(Collected data entries)
_____
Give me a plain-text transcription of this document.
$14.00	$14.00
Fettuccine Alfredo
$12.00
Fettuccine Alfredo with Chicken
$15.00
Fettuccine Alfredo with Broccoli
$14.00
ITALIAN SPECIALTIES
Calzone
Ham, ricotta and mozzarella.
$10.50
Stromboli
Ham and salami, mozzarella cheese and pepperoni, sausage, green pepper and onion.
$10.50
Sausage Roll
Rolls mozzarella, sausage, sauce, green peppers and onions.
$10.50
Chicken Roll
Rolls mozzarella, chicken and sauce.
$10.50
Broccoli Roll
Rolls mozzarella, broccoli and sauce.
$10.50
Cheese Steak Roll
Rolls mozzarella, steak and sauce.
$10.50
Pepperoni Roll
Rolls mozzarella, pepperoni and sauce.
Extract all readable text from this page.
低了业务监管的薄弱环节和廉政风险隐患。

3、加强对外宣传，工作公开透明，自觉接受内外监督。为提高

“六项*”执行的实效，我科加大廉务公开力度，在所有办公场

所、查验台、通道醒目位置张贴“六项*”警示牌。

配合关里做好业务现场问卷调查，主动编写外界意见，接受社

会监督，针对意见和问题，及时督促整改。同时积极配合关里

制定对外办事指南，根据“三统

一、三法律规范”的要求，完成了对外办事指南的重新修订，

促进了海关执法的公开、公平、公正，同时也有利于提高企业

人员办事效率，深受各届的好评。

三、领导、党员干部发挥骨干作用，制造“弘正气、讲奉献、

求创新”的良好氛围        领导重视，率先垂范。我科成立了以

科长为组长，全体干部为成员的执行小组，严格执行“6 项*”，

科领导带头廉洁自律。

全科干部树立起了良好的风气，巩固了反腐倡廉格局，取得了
_____
■ Your task ■
Show the lines that mention the word "green".

■ Correct output ■
Ham and salami, mozzarella cheese and pepperoni, sausage, green pepper and onion.
Rolls mozzarella, sausage, sauce, green peppers and onions.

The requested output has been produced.